─── AVAILABLE DATA
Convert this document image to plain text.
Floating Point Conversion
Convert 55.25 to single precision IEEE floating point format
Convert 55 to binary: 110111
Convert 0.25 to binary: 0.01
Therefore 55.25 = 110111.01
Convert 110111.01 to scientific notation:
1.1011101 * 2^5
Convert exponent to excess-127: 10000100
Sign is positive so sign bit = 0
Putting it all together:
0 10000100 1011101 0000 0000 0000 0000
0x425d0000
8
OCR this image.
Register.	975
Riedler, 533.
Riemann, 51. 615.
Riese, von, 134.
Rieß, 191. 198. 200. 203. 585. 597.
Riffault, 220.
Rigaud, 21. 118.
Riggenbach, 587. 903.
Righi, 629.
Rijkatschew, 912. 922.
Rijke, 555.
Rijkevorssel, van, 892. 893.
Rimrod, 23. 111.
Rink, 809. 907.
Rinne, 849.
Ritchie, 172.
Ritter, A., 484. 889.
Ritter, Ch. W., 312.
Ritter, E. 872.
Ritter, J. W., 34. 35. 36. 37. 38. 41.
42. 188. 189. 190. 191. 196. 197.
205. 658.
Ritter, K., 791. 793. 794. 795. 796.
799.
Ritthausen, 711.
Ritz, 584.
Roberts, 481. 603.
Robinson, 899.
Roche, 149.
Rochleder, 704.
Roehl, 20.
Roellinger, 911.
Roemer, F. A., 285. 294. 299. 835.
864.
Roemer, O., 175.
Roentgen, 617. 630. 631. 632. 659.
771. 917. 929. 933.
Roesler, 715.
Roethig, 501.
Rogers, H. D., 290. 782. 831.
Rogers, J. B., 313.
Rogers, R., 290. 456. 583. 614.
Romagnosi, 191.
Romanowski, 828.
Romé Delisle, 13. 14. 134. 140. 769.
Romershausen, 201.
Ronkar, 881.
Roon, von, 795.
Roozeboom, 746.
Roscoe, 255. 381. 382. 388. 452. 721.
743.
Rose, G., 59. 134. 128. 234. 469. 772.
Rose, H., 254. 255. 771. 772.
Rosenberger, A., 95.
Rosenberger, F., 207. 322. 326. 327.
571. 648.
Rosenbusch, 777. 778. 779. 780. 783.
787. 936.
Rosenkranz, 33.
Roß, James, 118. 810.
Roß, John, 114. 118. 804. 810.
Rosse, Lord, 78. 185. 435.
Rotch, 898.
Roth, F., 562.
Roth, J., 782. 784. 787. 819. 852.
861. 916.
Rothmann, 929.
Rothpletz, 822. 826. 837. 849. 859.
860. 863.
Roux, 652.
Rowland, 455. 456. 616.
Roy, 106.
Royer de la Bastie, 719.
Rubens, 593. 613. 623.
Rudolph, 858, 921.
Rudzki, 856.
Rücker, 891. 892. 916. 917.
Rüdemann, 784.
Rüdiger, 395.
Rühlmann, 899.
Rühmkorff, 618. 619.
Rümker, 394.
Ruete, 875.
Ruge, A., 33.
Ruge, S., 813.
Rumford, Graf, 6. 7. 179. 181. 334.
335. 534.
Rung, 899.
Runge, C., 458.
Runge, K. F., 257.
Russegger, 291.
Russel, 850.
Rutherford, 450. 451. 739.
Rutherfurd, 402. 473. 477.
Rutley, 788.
──────
Each line holding "image" must be found and copied.

Convert this document image to plain text.
OCR this image.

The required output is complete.